→ Required task:
Write out all of the data without omission, exactly as shown.

→ Listed entries:
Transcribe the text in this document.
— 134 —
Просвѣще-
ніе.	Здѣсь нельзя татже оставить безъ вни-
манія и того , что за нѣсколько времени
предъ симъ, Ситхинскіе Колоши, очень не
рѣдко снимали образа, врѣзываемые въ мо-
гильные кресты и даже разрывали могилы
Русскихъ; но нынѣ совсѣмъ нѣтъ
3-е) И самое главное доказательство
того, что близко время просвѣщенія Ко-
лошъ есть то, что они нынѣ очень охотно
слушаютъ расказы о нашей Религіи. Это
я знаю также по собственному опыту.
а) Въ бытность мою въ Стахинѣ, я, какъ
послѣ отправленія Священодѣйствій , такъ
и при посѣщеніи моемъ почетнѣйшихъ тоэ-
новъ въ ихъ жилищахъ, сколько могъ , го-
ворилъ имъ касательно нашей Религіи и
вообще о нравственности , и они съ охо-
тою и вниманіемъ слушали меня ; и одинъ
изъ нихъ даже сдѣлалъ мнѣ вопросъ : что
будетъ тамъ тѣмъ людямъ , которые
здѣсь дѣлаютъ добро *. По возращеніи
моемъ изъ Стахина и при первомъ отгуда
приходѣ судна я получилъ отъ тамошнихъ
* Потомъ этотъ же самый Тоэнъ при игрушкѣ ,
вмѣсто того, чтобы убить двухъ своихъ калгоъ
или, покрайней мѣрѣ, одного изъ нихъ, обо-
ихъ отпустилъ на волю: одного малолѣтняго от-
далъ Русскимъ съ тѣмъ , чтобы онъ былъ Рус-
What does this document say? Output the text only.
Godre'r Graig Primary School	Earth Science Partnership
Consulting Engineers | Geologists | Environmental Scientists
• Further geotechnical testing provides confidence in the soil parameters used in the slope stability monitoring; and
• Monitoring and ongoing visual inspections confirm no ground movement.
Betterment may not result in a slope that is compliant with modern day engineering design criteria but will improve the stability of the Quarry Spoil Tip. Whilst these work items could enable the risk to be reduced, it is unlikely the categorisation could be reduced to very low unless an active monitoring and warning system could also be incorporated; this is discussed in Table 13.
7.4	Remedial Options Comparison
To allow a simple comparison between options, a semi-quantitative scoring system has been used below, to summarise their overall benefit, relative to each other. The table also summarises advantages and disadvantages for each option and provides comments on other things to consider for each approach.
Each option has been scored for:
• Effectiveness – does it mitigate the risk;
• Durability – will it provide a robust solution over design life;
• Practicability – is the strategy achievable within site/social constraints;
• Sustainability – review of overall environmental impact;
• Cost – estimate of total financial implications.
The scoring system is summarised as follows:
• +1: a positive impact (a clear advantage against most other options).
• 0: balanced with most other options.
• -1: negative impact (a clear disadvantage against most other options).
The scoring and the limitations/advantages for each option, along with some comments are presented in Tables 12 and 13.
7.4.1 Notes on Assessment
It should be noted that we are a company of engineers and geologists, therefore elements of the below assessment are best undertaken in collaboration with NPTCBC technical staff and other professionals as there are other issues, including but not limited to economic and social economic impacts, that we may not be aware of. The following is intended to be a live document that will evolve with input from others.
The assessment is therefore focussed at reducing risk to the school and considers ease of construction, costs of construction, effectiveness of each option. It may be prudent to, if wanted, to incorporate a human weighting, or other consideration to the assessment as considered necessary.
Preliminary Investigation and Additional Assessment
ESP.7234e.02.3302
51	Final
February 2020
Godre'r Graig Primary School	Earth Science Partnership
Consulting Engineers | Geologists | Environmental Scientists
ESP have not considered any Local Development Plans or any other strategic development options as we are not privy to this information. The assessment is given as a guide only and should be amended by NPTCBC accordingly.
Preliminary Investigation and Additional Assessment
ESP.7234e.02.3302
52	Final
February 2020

→ Answer in full:
Transcribe the text in this document.
— 134 —
Просвѣще-
ніе.	Здѣсь нельзя татже оставить безъ вни-
манія и того , что за нѣсколько времени
предъ симъ, Ситхинскіе Колоши, очень не
рѣдко снимали образа, врѣзываемые въ мо-
гильные кресты и даже разрывали могилы
Русскихъ; но нынѣ совсѣмъ нѣтъ
3-е) И самое главное доказательство
того, что близко время просвѣщенія Ко-
лошъ есть то, что они нынѣ очень охотно
слушаютъ расказы о нашей Религіи. Это
я знаю также по собственному опыту.
а) Въ бытность мою въ Стахинѣ, я, какъ
послѣ отправленія Священодѣйствій , такъ
и при посѣщеніи моемъ почетнѣйшихъ тоэ-
новъ въ ихъ жилищахъ, сколько могъ , го-
ворилъ имъ касательно нашей Религіи и
вообще о нравственности , и они съ охо-
тою и вниманіемъ слушали меня ; и одинъ
изъ нихъ даже сдѣлалъ мнѣ вопросъ : что
будетъ тамъ тѣмъ людямъ , которые
здѣсь дѣлаютъ добро *. По возращеніи
моемъ изъ Стахина и при первомъ отгуда
приходѣ судна я получилъ отъ тамошнихъ
* Потомъ этотъ же самый Тоэнъ при игрушкѣ ,
вмѣсто того, чтобы убить двухъ своихъ калгоъ
или, покрайней мѣрѣ, одного изъ нихъ, обо-
ихъ отпустилъ на волю: одного малолѣтняго от-
далъ Русскимъ съ тѣмъ , чтобы онъ былъ Рус-
What does this document say? Output the text only.
Godre'r Graig Primary School	Earth Science Partnership
Consulting Engineers | Geologists | Environmental Scientists
• Further geotechnical testing provides confidence in the soil parameters used in the slope stability monitoring; and
• Monitoring and ongoing visual inspections confirm no ground movement.
Betterment may not result in a slope that is compliant with modern day engineering design criteria but will improve the stability of the Quarry Spoil Tip. Whilst these work items could enable the risk to be reduced, it is unlikely the categorisation could be reduced to very low unless an active monitoring and warning system could also be incorporated; this is discussed in Table 13.
7.4	Remedial Options Comparison
To allow a simple comparison between options, a semi-quantitative scoring system has been used below, to summarise their overall benefit, relative to each other. The table also summarises advantages and disadvantages for each option and provides comments on other things to consider for each approach.
Each option has been scored for:
• Effectiveness – does it mitigate the risk;
• Durability – will it provide a robust solution over design life;
• Practicability – is the strategy achievable within site/social constraints;
• Sustainability – review of overall environmental impact;
• Cost – estimate of total financial implications.
The scoring system is summarised as follows:
• +1: a positive impact (a clear advantage against most other options).
• 0: balanced with most other options.
• -1: negative impact (a clear disadvantage against most other options).
The scoring and the limitations/advantages for each option, along with some comments are presented in Tables 12 and 13.
7.4.1 Notes on Assessment
It should be noted that we are a company of engineers and geologists, therefore elements of the below assessment are best undertaken in collaboration with NPTCBC technical staff and other professionals as there are other issues, including but not limited to economic and social economic impacts, that we may not be aware of. The following is intended to be a live document that will evolve with input from others.
The assessment is therefore focussed at reducing risk to the school and considers ease of construction, costs of construction, effectiveness of each option. It may be prudent to, if wanted, to incorporate a human weighting, or other consideration to the assessment as considered necessary.
Preliminary Investigation and Additional Assessment
ESP.7234e.02.3302
51	Final
February 2020
Godre'r Graig Primary School	Earth Science Partnership
Consulting Engineers | Geologists | Environmental Scientists
ESP have not considered any Local Development Plans or any other strategic development options as we are not privy to this information. The assessment is given as a guide only and should be amended by NPTCBC accordingly.
Preliminary Investigation and Additional Assessment
ESP.7234e.02.3302
52	Final
February 2020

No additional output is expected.